* The problem:
Quote, verbatim, all material below, without pictures.

◆ ◆ ◆ ◆

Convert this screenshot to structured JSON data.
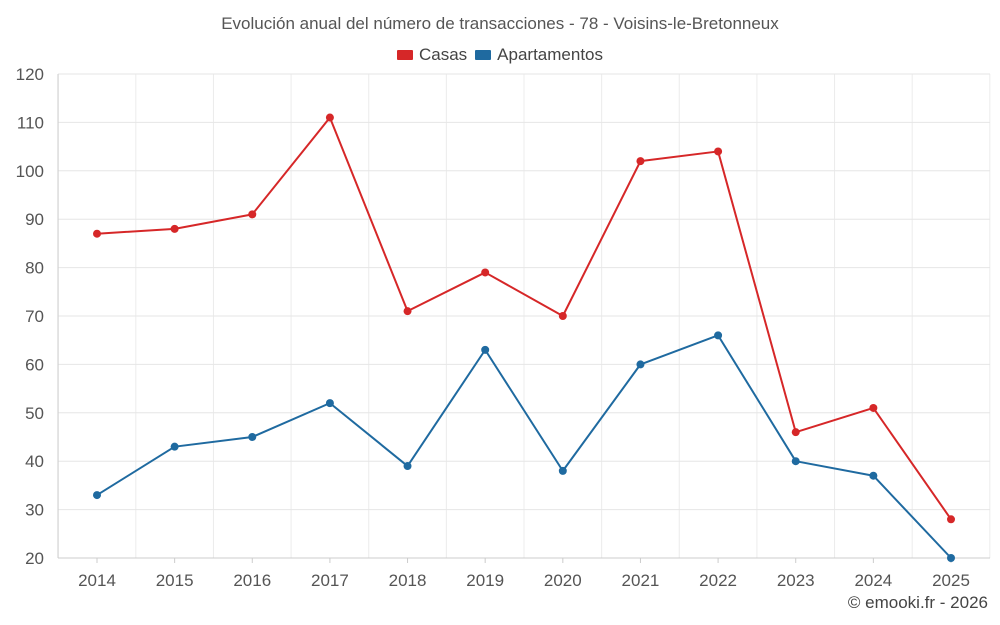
{
  "chart_data": {
    "type": "line",
    "title": "Evolución anual del número de transacciones - 78 - Voisins-le-Bretonneux",
    "categories": [
      "2014",
      "2015",
      "2016",
      "2017",
      "2018",
      "2019",
      "2020",
      "2021",
      "2022",
      "2023",
      "2024",
      "2025"
    ],
    "series": [
      {
        "name": "Casas",
        "color": "#d62728",
        "values": [
          87,
          88,
          91,
          111,
          71,
          79,
          70,
          102,
          104,
          46,
          51,
          28
        ]
      },
      {
        "name": "Apartamentos",
        "color": "#1f6aa0",
        "values": [
          33,
          43,
          45,
          52,
          39,
          63,
          38,
          60,
          66,
          40,
          37,
          20
        ]
      }
    ],
    "ylim": [
      20,
      120
    ],
    "yticks": [
      20,
      30,
      40,
      50,
      60,
      70,
      80,
      90,
      100,
      110,
      120
    ],
    "grid": true,
    "legend_position": "top-center",
    "xlabel": "",
    "ylabel": ""
  },
  "credit": "© emooki.fr - 2026"
}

◆ ◆ ◆ ◆

* Output:
Convert this screenshot to structured JSON data.
{
  "chart_data": {
    "type": "line",
    "title": "Evolución anual del número de transacciones - 78 - Voisins-le-Bretonneux",
    "categories": [
      "2014",
      "2015",
      "2016",
      "2017",
      "2018",
      "2019",
      "2020",
      "2021",
      "2022",
      "2023",
      "2024",
      "2025"
    ],
    "series": [
      {
        "name": "Casas",
        "color": "#d62728",
        "values": [
          87,
          88,
          91,
          111,
          71,
          79,
          70,
          102,
          104,
          46,
          51,
          28
        ]
      },
      {
        "name": "Apartamentos",
        "color": "#1f6aa0",
        "values": [
          33,
          43,
          45,
          52,
          39,
          63,
          38,
          60,
          66,
          40,
          37,
          20
        ]
      }
    ],
    "ylim": [
      20,
      120
    ],
    "yticks": [
      20,
      30,
      40,
      50,
      60,
      70,
      80,
      90,
      100,
      110,
      120
    ],
    "grid": true,
    "legend_position": "top-center",
    "xlabel": "",
    "ylabel": ""
  },
  "credit": "© emooki.fr - 2026"
}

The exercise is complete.